-- Begin --

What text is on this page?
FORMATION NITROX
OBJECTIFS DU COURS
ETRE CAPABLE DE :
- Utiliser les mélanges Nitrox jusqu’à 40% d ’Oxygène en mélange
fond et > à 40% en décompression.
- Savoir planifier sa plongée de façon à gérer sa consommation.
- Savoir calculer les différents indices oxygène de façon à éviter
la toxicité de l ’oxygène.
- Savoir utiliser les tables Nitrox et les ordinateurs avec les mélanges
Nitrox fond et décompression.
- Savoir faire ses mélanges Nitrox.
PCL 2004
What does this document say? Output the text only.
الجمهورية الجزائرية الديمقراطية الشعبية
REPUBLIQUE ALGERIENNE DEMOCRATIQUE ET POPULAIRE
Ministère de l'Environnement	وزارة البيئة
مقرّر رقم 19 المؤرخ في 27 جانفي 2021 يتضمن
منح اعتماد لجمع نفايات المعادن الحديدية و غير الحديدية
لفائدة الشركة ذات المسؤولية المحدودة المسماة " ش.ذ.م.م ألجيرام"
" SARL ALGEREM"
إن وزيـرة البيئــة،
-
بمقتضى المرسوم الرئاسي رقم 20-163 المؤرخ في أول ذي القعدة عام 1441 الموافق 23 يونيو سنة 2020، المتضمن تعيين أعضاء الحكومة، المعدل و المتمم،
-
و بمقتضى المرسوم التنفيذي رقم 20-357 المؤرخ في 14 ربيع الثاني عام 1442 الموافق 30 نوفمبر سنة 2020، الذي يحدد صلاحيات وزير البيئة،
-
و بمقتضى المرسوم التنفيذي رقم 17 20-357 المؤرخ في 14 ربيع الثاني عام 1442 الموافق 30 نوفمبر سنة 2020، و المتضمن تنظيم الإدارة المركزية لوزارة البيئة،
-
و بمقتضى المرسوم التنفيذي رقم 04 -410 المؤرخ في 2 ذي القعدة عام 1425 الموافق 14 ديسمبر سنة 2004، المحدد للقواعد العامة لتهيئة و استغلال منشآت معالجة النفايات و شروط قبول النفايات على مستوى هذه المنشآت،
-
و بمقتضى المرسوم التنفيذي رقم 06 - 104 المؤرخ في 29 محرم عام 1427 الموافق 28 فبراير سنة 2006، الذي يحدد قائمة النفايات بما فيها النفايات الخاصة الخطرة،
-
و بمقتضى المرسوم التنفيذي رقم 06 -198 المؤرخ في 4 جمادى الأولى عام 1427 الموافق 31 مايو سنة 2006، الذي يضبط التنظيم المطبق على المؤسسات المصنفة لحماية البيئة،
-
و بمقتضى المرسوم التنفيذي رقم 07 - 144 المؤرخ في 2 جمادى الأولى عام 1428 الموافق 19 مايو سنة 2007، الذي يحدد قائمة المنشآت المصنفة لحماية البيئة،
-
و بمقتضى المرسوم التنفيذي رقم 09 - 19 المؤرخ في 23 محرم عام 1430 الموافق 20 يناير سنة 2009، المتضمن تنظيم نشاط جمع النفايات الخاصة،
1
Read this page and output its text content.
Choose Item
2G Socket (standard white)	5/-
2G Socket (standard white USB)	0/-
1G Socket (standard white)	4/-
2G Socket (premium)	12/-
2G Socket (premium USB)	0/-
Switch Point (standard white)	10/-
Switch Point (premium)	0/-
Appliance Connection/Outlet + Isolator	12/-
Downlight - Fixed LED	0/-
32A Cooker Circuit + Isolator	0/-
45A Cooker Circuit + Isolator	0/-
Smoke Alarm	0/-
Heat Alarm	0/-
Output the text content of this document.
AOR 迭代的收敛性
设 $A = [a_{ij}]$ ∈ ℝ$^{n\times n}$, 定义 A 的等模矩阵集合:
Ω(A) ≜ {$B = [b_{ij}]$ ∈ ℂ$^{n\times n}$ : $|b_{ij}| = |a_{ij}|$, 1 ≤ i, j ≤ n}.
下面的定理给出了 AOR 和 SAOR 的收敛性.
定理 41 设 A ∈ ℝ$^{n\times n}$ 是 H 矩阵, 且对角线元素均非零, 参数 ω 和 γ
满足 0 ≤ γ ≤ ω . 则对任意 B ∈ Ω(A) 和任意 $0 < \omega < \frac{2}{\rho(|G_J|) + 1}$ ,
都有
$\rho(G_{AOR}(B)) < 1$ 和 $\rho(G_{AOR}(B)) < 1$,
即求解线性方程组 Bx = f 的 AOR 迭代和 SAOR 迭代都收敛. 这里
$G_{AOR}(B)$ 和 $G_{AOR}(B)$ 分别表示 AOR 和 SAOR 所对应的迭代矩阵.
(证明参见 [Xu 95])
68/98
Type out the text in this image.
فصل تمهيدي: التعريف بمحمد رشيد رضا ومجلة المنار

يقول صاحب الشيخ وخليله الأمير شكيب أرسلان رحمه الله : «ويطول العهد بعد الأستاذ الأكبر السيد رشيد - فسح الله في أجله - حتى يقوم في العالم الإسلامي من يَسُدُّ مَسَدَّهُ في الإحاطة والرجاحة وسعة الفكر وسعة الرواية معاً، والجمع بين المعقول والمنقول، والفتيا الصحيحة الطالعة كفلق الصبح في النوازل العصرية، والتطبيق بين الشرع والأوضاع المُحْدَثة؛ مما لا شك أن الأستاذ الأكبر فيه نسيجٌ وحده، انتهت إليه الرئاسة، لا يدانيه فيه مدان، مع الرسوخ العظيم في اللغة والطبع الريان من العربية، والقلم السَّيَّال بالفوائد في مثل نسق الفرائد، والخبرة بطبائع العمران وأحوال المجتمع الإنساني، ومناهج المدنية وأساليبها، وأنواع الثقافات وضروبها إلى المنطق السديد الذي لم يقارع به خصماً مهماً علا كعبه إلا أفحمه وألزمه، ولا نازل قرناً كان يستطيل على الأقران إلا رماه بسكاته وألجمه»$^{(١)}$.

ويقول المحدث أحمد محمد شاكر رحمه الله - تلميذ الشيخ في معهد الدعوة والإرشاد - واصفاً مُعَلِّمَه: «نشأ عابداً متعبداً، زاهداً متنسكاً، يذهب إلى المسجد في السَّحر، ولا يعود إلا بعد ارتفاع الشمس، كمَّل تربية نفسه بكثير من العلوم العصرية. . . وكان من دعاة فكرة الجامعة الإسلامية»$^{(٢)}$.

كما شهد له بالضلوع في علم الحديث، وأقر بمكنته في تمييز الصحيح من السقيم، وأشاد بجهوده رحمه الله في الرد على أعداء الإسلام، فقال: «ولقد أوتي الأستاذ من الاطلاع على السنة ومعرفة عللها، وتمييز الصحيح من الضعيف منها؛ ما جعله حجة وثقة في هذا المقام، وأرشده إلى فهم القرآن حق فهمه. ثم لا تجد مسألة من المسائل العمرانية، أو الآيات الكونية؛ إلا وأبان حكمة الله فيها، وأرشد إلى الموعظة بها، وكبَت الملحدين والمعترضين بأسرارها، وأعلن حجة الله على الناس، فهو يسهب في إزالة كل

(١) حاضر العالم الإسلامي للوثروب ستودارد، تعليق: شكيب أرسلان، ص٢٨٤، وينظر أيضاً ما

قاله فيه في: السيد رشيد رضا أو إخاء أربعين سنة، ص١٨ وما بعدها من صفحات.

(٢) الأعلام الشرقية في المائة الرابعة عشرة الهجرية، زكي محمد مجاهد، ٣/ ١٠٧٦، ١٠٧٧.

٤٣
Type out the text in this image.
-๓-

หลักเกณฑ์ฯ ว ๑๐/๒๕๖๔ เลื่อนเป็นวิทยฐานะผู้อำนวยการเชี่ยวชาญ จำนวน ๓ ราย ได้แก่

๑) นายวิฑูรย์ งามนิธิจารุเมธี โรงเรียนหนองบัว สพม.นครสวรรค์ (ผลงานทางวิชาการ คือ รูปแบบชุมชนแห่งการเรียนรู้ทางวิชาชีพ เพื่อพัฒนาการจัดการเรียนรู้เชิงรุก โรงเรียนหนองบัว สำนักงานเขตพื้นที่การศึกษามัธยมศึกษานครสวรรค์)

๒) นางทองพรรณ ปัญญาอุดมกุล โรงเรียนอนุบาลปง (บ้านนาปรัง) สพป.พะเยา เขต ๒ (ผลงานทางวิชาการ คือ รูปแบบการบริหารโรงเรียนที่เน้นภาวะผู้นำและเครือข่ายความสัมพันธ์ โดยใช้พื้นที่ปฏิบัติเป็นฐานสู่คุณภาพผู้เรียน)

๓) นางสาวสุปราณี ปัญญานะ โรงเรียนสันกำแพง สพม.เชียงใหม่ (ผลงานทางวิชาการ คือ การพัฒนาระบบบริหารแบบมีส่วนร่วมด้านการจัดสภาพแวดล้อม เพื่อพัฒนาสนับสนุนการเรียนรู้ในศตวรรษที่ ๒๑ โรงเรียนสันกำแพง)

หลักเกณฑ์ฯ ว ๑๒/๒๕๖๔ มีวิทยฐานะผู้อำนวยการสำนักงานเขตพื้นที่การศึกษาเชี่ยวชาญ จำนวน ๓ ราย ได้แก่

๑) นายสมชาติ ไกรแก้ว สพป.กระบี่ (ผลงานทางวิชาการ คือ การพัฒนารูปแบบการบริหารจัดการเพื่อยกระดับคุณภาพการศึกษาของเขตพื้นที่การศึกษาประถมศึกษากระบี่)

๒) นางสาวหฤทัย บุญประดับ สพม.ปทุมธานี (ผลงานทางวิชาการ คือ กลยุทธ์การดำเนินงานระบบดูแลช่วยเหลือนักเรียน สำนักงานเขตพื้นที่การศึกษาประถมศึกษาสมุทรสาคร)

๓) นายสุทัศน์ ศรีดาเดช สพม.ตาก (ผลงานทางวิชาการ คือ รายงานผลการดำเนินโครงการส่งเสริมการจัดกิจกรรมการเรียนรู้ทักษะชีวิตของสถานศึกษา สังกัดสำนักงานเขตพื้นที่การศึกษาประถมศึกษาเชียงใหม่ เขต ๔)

-- End --

▸ **DIRECTION**: Copy whichever lines in the listing above contain the word "ทยฐานะผ".

▸ **RESPONSE TO THIS TASK**:
หลักเกณฑ์ฯ ว ๑๐/๒๕๖๔ เลื่อนเป็นวิทยฐานะผู้อำนวยการเชี่ยวชาญ จำนวน ๓ ราย ได้แก่
หลักเกณฑ์ฯ ว ๑๒/๒๕๖๔ มีวิทยฐานะผู้อำนวยการสำนักงานเขตพื้นที่การศึกษาเชี่ยวชาญ จำนวน ๓ ราย ได้แก่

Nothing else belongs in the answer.